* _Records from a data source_
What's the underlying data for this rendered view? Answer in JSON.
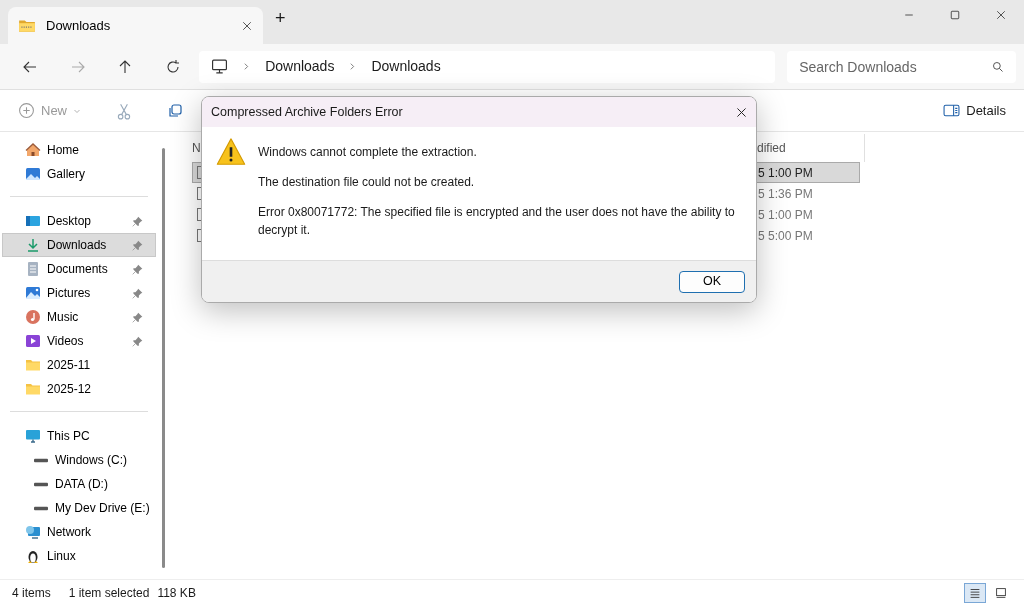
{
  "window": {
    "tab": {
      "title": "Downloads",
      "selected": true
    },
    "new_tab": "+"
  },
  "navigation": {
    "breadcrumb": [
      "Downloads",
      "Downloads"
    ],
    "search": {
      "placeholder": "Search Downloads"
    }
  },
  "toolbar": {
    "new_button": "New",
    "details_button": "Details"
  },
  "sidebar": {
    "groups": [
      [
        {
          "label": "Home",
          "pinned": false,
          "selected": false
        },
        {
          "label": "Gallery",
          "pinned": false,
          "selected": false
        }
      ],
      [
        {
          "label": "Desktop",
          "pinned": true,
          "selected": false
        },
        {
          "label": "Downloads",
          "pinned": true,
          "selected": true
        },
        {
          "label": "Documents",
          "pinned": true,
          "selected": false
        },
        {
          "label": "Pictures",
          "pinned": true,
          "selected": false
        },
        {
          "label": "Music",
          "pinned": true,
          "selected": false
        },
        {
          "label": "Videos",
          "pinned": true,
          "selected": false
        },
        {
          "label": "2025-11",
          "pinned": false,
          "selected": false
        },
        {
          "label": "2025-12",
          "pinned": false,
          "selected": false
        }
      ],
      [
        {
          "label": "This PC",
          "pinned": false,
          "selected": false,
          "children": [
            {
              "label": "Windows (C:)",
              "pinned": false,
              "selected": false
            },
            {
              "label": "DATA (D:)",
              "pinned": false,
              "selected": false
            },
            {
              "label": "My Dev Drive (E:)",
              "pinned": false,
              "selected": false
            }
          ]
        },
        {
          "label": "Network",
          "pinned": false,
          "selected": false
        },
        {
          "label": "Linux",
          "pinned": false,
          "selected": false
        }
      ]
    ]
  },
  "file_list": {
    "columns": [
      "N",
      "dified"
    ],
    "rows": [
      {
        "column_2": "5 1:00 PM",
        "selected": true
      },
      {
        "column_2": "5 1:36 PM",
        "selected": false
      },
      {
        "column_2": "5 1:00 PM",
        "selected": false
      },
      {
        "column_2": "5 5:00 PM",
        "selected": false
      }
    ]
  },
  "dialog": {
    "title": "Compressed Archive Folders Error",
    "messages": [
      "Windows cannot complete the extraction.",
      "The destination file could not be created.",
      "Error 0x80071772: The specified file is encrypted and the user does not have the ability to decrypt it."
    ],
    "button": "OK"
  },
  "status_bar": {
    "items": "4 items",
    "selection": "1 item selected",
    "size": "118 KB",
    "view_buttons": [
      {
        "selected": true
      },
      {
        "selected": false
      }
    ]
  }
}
* * *
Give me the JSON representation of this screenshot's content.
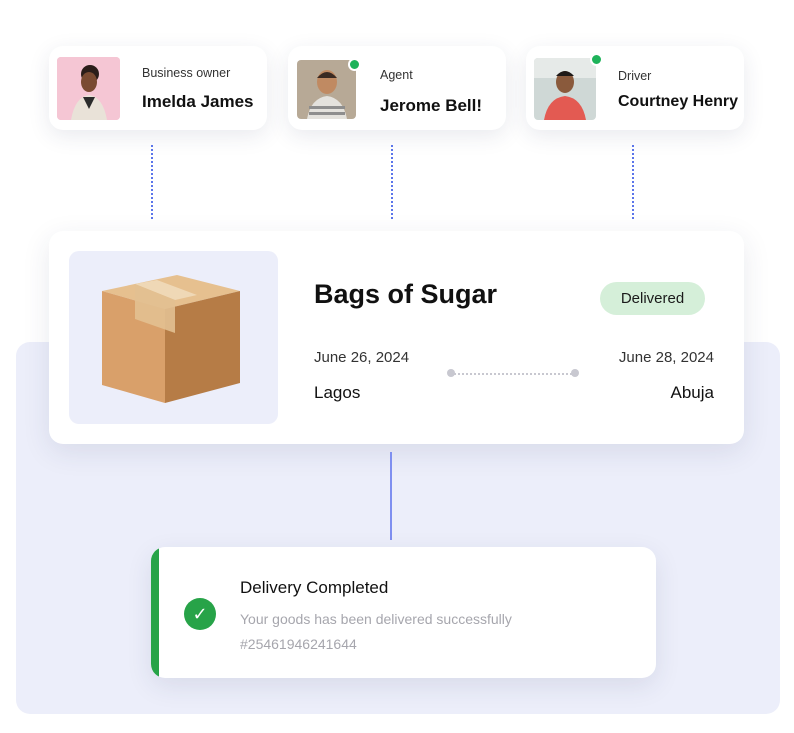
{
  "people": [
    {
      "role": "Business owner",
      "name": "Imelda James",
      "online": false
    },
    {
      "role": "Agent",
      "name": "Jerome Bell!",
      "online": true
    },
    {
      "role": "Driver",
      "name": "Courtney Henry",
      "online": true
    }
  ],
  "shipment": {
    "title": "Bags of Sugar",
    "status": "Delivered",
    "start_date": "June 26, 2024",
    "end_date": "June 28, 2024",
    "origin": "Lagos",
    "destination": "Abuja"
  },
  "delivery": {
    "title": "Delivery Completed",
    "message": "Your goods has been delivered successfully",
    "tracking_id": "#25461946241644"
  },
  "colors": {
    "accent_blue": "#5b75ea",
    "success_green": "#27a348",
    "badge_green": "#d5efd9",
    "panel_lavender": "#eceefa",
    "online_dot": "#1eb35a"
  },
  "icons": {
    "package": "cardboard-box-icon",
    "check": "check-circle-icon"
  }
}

* _Exercise_
From the listing above, return each line with the word "JSON".

* _Exercise response_
What's the underlying data for this rendered view? Answer in JSON.
Give me the JSON representation of this screenshot's content.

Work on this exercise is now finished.